Collected data
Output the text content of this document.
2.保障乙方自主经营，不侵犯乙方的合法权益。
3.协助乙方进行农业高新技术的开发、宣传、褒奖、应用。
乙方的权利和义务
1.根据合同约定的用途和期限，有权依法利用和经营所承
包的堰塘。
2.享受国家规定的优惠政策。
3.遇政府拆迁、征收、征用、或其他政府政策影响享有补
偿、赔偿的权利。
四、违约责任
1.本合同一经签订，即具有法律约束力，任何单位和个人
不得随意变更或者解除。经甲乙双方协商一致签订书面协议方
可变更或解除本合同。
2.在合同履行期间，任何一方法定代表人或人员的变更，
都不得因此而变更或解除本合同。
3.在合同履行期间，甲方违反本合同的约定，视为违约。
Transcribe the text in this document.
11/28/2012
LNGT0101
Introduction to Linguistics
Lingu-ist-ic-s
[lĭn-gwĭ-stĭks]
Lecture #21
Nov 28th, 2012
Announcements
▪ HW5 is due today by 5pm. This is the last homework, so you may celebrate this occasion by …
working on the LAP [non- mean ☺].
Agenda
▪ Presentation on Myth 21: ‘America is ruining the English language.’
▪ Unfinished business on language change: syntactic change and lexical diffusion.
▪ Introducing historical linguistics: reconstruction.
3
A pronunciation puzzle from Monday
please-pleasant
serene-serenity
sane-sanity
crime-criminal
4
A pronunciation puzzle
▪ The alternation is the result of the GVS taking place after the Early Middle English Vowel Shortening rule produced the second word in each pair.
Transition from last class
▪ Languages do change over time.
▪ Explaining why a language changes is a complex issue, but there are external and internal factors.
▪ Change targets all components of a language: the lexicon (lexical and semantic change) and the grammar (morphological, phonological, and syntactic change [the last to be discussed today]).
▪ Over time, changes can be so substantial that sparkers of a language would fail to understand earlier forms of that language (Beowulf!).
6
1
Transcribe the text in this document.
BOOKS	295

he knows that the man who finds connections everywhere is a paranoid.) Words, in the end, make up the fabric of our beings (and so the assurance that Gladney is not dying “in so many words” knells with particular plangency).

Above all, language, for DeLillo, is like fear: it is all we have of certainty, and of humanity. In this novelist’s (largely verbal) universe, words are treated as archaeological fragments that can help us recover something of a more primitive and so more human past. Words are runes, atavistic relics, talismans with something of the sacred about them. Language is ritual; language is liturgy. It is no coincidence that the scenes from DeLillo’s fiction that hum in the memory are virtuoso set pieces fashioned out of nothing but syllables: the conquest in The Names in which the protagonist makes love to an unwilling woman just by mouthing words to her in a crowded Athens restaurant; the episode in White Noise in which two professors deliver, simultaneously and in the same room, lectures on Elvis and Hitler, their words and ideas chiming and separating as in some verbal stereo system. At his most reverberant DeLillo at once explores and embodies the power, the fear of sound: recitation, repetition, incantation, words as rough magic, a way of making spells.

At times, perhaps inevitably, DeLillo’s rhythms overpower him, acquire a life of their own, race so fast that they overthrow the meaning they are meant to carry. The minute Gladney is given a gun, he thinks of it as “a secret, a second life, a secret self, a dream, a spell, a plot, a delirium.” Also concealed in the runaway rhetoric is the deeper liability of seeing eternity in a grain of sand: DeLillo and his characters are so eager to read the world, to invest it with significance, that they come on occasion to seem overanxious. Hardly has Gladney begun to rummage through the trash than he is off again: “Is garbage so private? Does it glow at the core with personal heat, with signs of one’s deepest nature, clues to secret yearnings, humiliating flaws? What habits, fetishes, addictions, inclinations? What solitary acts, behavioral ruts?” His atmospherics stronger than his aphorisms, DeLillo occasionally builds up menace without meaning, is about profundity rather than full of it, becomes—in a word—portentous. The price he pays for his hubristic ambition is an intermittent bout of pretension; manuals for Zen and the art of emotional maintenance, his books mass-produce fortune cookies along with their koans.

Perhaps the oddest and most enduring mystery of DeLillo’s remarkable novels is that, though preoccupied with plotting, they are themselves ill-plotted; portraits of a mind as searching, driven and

WHAT IS ASKED ▸
Copy down every line of the material above that includes the string "syntactic".

WRITTEN RESPONSE ▸
▪ Unfinished business on language change: syntactic change and lexical diffusion.
▪ Change targets all components of a language: the lexicon (lexical and semantic change) and the grammar (morphological, phonological, and syntactic change [the last to be discussed today]).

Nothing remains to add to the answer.